WRITTEN INSTRUCTION
Without the pictures, return each record as it appears.

RECORDS FOR PROCESSING

++++++++

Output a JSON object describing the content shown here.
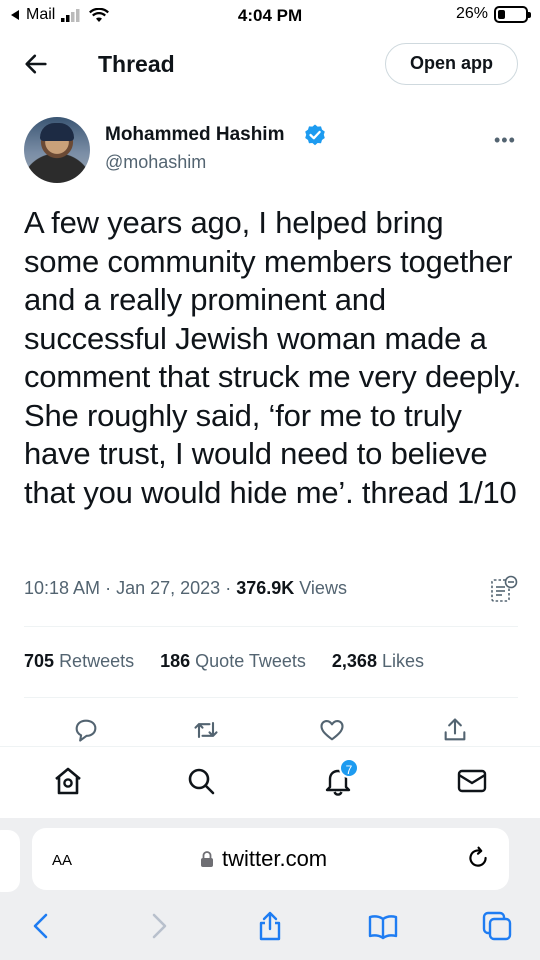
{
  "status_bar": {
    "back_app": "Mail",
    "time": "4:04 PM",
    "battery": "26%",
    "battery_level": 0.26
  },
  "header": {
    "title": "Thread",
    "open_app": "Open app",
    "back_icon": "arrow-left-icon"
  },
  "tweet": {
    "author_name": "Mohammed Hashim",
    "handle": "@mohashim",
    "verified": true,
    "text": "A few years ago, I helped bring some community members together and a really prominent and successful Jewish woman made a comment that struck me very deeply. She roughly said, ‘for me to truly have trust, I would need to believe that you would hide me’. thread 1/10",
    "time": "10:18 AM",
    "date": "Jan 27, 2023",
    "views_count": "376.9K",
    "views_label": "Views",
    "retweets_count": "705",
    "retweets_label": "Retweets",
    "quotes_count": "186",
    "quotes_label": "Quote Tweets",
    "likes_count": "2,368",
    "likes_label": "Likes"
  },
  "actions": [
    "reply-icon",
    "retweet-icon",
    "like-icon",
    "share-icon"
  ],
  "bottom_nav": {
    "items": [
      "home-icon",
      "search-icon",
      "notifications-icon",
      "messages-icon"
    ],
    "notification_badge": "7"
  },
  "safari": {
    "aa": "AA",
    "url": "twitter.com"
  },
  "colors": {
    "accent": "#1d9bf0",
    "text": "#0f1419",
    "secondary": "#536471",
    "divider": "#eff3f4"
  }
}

++++++++

EXPECTED ANSWER
Output a JSON object describing the content shown here.
{
  "status_bar": {
    "back_app": "Mail",
    "time": "4:04 PM",
    "battery": "26%",
    "battery_level": 0.26
  },
  "header": {
    "title": "Thread",
    "open_app": "Open app",
    "back_icon": "arrow-left-icon"
  },
  "tweet": {
    "author_name": "Mohammed Hashim",
    "handle": "@mohashim",
    "verified": true,
    "text": "A few years ago, I helped bring some community members together and a really prominent and successful Jewish woman made a comment that struck me very deeply. She roughly said, ‘for me to truly have trust, I would need to believe that you would hide me’. thread 1/10",
    "time": "10:18 AM",
    "date": "Jan 27, 2023",
    "views_count": "376.9K",
    "views_label": "Views",
    "retweets_count": "705",
    "retweets_label": "Retweets",
    "quotes_count": "186",
    "quotes_label": "Quote Tweets",
    "likes_count": "2,368",
    "likes_label": "Likes"
  },
  "actions": [
    "reply-icon",
    "retweet-icon",
    "like-icon",
    "share-icon"
  ],
  "bottom_nav": {
    "items": [
      "home-icon",
      "search-icon",
      "notifications-icon",
      "messages-icon"
    ],
    "notification_badge": "7"
  },
  "safari": {
    "aa": "AA",
    "url": "twitter.com"
  },
  "colors": {
    "accent": "#1d9bf0",
    "text": "#0f1419",
    "secondary": "#536471",
    "divider": "#eff3f4"
  }
}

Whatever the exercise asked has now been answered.